§ AIM OF THE EXERCISE:
Show all lines containing "Thin" from the data below.

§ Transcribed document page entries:
◇ ◇ ◇ ◇

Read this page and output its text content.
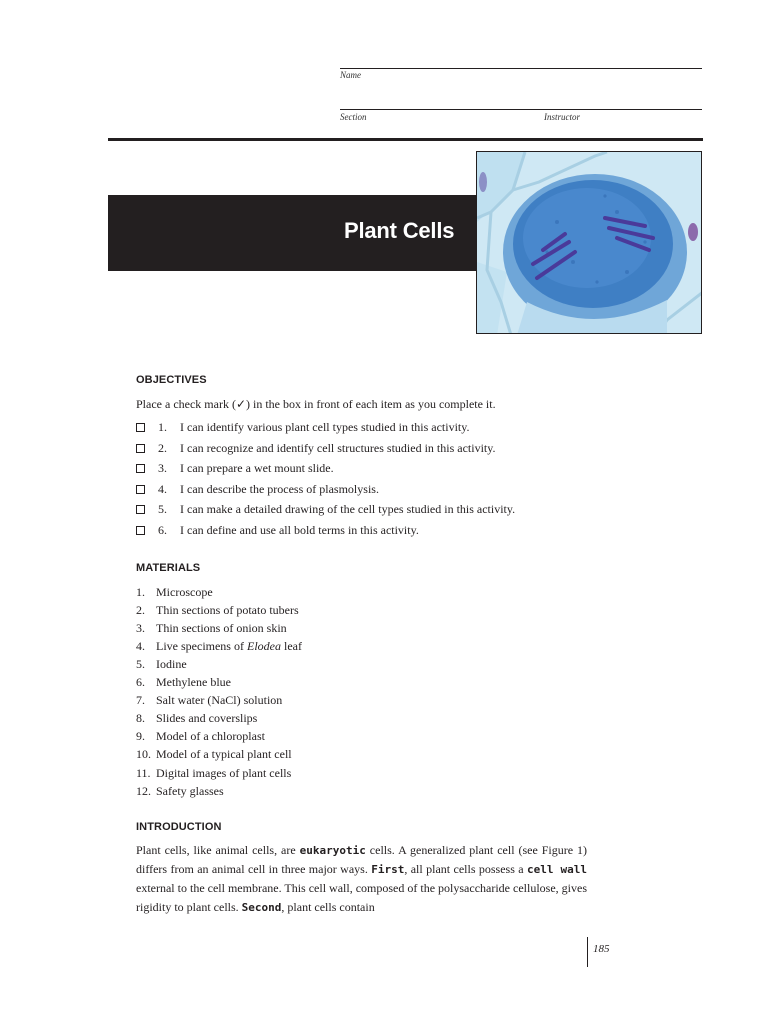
Name
Section	Instructor
Plant Cells
OBJECTIVES
Place a check mark (✓) in the box in front of each item as you complete it.
1. I can identify various plant cell types studied in this activity.
2. I can recognize and identify cell structures studied in this activity.
3. I can prepare a wet mount slide.
4. I can describe the process of plasmolysis.
5. I can make a detailed drawing of the cell types studied in this activity.
6. I can define and use all bold terms in this activity.
MATERIALS
1. Microscope
2. Thin sections of potato tubers
3. Thin sections of onion skin
4. Live specimens of Elodea leaf
5. Iodine
6. Methylene blue
7. Salt water (NaCl) solution
8. Slides and coverslips
9. Model of a chloroplast
10. Model of a typical plant cell
11. Digital images of plant cells
12. Safety glasses
INTRODUCTION
Plant cells, like animal cells, are eukaryotic cells. A generalized plant cell (see Figure 1) differs from an animal cell in three major ways. First, all plant cells possess a cell wall external to the cell membrane. This cell wall, composed of the polysaccharide cellulose, gives rigidity to plant cells. Second, plant cells contain
185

◇ ◇ ◇ ◇

§ RESPONSE:
2. Thin sections of potato tubers
3. Thin sections of onion skin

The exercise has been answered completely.